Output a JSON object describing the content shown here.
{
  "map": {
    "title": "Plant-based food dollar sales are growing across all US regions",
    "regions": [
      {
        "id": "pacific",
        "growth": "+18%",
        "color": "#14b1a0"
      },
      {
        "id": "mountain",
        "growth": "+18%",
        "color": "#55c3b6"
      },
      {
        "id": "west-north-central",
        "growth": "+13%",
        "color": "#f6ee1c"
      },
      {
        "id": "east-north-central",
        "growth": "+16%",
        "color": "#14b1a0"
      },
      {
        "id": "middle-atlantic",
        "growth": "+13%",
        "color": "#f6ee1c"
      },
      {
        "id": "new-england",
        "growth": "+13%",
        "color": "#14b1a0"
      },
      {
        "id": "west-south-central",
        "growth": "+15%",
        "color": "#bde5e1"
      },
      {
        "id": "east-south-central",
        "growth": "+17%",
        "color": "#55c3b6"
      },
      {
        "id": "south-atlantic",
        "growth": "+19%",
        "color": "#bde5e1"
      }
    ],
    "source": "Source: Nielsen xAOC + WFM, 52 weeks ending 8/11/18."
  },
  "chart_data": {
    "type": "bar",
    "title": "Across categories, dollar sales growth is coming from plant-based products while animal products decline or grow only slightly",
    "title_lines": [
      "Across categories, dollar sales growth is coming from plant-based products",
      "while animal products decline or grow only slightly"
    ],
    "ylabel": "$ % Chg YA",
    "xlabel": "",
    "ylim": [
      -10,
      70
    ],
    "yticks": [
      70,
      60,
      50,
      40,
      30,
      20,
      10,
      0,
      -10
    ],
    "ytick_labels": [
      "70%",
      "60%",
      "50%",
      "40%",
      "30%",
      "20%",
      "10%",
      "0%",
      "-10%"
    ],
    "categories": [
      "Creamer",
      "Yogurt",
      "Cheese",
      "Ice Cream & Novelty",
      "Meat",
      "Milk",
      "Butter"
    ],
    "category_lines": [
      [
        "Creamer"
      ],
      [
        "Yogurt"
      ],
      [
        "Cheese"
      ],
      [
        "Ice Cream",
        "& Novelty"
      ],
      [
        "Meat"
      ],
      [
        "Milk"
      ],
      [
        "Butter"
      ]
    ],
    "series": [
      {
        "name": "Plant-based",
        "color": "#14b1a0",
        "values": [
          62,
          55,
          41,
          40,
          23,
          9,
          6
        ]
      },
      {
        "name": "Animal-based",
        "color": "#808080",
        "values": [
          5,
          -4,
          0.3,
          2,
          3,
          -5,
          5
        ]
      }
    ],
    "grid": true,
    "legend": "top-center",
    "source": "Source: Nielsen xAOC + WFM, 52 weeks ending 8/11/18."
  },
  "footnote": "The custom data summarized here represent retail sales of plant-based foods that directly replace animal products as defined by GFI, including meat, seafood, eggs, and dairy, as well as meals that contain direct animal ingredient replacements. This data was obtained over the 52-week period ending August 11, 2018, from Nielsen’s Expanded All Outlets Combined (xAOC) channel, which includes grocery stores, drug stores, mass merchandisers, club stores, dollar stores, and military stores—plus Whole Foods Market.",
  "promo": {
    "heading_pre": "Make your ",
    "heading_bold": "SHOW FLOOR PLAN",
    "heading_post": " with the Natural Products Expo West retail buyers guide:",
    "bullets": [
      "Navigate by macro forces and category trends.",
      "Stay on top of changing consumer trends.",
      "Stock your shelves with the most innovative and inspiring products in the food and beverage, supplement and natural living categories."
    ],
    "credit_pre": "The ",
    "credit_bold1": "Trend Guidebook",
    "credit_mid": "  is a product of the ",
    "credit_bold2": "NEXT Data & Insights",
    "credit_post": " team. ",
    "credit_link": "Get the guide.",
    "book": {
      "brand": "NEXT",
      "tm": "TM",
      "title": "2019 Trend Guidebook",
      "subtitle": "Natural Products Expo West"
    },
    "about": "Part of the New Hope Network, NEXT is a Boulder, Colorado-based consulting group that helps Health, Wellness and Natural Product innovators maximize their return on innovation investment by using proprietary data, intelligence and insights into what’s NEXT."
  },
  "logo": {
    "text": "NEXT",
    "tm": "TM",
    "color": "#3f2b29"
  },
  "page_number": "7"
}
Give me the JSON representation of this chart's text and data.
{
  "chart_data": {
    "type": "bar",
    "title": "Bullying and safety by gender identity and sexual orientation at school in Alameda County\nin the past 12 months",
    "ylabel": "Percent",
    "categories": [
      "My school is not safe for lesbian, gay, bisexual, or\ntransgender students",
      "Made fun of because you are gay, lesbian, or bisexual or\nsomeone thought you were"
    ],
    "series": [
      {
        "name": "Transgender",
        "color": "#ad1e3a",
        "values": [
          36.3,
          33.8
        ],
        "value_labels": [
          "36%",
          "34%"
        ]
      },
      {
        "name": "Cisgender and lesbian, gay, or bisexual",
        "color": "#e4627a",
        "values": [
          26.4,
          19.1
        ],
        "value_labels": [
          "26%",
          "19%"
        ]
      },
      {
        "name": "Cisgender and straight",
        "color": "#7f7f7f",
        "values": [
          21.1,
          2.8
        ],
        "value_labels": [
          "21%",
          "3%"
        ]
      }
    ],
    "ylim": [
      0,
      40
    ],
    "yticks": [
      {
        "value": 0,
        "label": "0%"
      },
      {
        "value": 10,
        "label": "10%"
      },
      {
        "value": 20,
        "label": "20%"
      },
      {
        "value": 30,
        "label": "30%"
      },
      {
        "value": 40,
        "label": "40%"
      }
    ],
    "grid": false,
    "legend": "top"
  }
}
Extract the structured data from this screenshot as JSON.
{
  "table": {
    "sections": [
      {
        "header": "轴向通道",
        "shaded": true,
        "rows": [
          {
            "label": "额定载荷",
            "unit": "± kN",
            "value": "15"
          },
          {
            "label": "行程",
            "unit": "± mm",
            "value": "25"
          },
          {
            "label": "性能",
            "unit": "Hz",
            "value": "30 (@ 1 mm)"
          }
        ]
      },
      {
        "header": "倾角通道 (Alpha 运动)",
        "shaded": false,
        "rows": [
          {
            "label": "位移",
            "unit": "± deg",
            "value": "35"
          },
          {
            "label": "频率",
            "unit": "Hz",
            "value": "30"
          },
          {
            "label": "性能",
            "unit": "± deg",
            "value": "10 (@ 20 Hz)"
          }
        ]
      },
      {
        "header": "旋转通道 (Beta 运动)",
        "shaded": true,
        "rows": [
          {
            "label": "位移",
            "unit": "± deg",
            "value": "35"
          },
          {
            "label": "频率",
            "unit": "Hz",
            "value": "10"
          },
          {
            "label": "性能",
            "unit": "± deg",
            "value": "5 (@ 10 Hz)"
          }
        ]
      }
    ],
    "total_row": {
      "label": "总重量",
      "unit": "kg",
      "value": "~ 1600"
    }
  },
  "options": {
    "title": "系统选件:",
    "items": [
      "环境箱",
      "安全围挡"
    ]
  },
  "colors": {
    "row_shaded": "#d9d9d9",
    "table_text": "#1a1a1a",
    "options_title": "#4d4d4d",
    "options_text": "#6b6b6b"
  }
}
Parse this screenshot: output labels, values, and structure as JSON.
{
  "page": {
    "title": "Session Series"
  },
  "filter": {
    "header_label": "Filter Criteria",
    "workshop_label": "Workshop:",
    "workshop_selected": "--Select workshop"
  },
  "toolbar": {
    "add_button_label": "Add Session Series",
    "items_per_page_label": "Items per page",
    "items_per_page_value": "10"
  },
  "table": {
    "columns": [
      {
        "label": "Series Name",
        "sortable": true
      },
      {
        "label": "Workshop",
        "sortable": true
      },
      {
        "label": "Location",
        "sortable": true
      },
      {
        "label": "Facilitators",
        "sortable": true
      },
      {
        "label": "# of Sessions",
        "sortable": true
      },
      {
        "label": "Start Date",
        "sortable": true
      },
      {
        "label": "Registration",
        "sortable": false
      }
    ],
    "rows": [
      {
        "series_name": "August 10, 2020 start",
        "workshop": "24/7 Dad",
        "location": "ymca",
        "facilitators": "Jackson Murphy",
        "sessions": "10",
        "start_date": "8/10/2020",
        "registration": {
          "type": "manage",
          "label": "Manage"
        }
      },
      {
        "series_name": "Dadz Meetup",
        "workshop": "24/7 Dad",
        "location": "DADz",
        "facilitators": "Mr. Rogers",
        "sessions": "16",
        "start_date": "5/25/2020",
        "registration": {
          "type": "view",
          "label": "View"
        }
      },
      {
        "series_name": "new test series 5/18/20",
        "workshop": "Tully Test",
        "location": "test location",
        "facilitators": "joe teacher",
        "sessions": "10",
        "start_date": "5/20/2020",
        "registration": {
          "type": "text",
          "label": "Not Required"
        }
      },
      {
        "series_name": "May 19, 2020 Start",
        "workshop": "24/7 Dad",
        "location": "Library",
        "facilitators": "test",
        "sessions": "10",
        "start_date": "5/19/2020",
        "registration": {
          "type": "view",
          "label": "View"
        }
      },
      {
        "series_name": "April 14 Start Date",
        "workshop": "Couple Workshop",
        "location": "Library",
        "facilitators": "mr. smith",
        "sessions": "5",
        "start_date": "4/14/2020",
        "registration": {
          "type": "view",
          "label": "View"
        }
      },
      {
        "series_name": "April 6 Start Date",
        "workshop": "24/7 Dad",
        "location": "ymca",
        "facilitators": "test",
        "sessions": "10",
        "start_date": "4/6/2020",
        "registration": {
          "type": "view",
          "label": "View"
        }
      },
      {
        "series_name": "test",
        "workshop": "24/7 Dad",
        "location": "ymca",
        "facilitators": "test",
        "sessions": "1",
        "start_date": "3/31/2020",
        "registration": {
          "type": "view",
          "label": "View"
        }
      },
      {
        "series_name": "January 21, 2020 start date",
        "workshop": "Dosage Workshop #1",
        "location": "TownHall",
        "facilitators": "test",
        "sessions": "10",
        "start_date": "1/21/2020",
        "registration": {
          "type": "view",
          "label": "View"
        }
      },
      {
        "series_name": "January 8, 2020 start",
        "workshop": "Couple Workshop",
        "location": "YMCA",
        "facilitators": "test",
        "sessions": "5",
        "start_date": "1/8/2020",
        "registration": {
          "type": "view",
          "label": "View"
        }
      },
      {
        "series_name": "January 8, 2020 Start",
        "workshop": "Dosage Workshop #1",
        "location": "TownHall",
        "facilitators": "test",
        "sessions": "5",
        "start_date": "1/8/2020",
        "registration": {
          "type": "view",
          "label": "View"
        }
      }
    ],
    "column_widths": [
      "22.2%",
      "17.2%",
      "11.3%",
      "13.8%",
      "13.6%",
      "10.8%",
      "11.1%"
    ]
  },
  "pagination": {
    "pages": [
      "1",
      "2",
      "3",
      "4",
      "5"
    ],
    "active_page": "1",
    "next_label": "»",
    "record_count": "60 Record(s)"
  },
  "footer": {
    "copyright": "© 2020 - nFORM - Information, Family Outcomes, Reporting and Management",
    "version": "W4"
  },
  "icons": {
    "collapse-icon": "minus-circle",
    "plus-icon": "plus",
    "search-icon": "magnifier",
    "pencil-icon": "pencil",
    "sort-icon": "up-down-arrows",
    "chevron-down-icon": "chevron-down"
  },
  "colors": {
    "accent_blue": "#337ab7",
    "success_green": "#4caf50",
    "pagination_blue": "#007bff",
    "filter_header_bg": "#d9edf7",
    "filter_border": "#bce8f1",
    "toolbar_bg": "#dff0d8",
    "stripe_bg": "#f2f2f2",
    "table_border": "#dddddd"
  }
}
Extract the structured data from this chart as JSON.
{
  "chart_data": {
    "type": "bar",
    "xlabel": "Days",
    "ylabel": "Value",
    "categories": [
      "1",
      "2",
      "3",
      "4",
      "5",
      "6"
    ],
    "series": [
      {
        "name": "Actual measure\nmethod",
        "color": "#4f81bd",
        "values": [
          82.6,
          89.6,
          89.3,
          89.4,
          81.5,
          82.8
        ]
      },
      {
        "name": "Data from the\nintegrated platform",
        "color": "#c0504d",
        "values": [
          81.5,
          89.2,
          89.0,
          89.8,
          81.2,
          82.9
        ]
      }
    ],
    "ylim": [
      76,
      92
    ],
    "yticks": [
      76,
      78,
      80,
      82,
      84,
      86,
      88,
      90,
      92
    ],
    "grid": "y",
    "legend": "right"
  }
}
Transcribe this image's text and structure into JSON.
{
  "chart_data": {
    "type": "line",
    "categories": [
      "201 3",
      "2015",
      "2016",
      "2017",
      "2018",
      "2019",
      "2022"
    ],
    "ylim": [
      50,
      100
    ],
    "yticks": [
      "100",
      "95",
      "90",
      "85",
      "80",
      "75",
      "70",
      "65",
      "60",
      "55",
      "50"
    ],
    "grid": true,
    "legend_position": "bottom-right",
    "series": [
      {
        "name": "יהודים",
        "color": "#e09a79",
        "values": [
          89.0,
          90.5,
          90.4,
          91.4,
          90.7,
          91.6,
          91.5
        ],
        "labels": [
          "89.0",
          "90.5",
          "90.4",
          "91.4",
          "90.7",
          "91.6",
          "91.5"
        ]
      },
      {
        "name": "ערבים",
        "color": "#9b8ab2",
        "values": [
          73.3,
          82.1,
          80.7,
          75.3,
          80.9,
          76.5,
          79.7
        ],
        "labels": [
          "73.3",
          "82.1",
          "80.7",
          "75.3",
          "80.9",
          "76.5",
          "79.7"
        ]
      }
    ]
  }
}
============================================================
=== Aim ===
Return each line among the entries that holds the word "growth".

=== Correct result ===
        "growth": "+18%",
        "growth": "+18%",
        "growth": "+13%",
        "growth": "+16%",
        "growth": "+13%",
        "growth": "+13%",
        "growth": "+15%",
        "growth": "+17%",
        "growth": "+19%",
    "title": "Across categories, dollar sales growth is coming from plant-based products while animal products decline or grow only slightly",
      "Across categories, dollar sales growth is coming from plant-based products",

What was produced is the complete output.